▶ **Task statement**
From the listing that follows, extract every line and set it down unaltered.

---- The data

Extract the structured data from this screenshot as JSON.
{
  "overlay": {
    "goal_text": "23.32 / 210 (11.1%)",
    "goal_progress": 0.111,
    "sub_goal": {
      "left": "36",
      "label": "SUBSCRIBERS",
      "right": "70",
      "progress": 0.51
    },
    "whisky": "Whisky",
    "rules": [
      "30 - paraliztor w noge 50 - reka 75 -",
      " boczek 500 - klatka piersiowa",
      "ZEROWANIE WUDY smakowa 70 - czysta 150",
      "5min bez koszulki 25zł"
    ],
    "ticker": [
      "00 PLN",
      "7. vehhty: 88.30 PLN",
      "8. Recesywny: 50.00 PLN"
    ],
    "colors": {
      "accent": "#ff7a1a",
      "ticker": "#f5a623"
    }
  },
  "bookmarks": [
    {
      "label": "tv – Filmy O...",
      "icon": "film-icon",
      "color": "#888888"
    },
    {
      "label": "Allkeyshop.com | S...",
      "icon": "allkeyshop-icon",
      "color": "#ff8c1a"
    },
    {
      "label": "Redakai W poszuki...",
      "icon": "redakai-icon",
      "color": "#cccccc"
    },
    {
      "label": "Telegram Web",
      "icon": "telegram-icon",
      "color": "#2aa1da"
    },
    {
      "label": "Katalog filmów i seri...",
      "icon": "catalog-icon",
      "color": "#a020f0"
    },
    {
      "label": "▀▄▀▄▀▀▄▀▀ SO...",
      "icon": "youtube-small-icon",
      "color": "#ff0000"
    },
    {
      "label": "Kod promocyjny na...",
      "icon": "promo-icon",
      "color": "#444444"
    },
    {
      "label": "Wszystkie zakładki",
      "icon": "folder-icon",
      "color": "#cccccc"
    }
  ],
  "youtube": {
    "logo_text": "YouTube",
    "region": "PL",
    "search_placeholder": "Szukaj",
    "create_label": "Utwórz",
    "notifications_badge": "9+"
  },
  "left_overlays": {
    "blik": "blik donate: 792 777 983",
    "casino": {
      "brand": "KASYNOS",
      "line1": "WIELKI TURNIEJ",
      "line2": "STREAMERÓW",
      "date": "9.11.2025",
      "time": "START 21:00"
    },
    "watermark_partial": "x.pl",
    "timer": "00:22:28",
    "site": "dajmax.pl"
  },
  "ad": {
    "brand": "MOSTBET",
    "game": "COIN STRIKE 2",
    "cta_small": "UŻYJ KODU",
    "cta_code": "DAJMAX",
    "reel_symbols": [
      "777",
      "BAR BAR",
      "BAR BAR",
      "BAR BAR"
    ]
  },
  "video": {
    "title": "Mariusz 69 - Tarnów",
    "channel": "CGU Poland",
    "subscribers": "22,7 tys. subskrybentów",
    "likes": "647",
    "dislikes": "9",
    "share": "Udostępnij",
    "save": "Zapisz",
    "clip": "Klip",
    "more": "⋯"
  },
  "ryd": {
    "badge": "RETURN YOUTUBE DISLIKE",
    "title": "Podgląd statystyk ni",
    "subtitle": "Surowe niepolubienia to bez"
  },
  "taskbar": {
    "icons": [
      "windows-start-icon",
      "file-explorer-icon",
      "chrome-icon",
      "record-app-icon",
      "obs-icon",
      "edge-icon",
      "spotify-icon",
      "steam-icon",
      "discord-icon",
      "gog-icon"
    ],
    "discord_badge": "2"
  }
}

--------

▶ **Output for this task**
Extract the structured data from this screenshot as JSON.
{
  "overlay": {
    "goal_text": "23.32 / 210 (11.1%)",
    "goal_progress": 0.111,
    "sub_goal": {
      "left": "36",
      "label": "SUBSCRIBERS",
      "right": "70",
      "progress": 0.51
    },
    "whisky": "Whisky",
    "rules": [
      "30 - paraliztor w noge 50 - reka 75 -",
      " boczek 500 - klatka piersiowa",
      "ZEROWANIE WUDY smakowa 70 - czysta 150",
      "5min bez koszulki 25zł"
    ],
    "ticker": [
      "00 PLN",
      "7. vehhty: 88.30 PLN",
      "8. Recesywny: 50.00 PLN"
    ],
    "colors": {
      "accent": "#ff7a1a",
      "ticker": "#f5a623"
    }
  },
  "bookmarks": [
    {
      "label": "tv – Filmy O...",
      "icon": "film-icon",
      "color": "#888888"
    },
    {
      "label": "Allkeyshop.com | S...",
      "icon": "allkeyshop-icon",
      "color": "#ff8c1a"
    },
    {
      "label": "Redakai W poszuki...",
      "icon": "redakai-icon",
      "color": "#cccccc"
    },
    {
      "label": "Telegram Web",
      "icon": "telegram-icon",
      "color": "#2aa1da"
    },
    {
      "label": "Katalog filmów i seri...",
      "icon": "catalog-icon",
      "color": "#a020f0"
    },
    {
      "label": "▀▄▀▄▀▀▄▀▀ SO...",
      "icon": "youtube-small-icon",
      "color": "#ff0000"
    },
    {
      "label": "Kod promocyjny na...",
      "icon": "promo-icon",
      "color": "#444444"
    },
    {
      "label": "Wszystkie zakładki",
      "icon": "folder-icon",
      "color": "#cccccc"
    }
  ],
  "youtube": {
    "logo_text": "YouTube",
    "region": "PL",
    "search_placeholder": "Szukaj",
    "create_label": "Utwórz",
    "notifications_badge": "9+"
  },
  "left_overlays": {
    "blik": "blik donate: 792 777 983",
    "casino": {
      "brand": "KASYNOS",
      "line1": "WIELKI TURNIEJ",
      "line2": "STREAMERÓW",
      "date": "9.11.2025",
      "time": "START 21:00"
    },
    "watermark_partial": "x.pl",
    "timer": "00:22:28",
    "site": "dajmax.pl"
  },
  "ad": {
    "brand": "MOSTBET",
    "game": "COIN STRIKE 2",
    "cta_small": "UŻYJ KODU",
    "cta_code": "DAJMAX",
    "reel_symbols": [
      "777",
      "BAR BAR",
      "BAR BAR",
      "BAR BAR"
    ]
  },
  "video": {
    "title": "Mariusz 69 - Tarnów",
    "channel": "CGU Poland",
    "subscribers": "22,7 tys. subskrybentów",
    "likes": "647",
    "dislikes": "9",
    "share": "Udostępnij",
    "save": "Zapisz",
    "clip": "Klip",
    "more": "⋯"
  },
  "ryd": {
    "badge": "RETURN YOUTUBE DISLIKE",
    "title": "Podgląd statystyk ni",
    "subtitle": "Surowe niepolubienia to bez"
  },
  "taskbar": {
    "icons": [
      "windows-start-icon",
      "file-explorer-icon",
      "chrome-icon",
      "record-app-icon",
      "obs-icon",
      "edge-icon",
      "spotify-icon",
      "steam-icon",
      "discord-icon",
      "gog-icon"
    ],
    "discord_badge": "2"
  }
}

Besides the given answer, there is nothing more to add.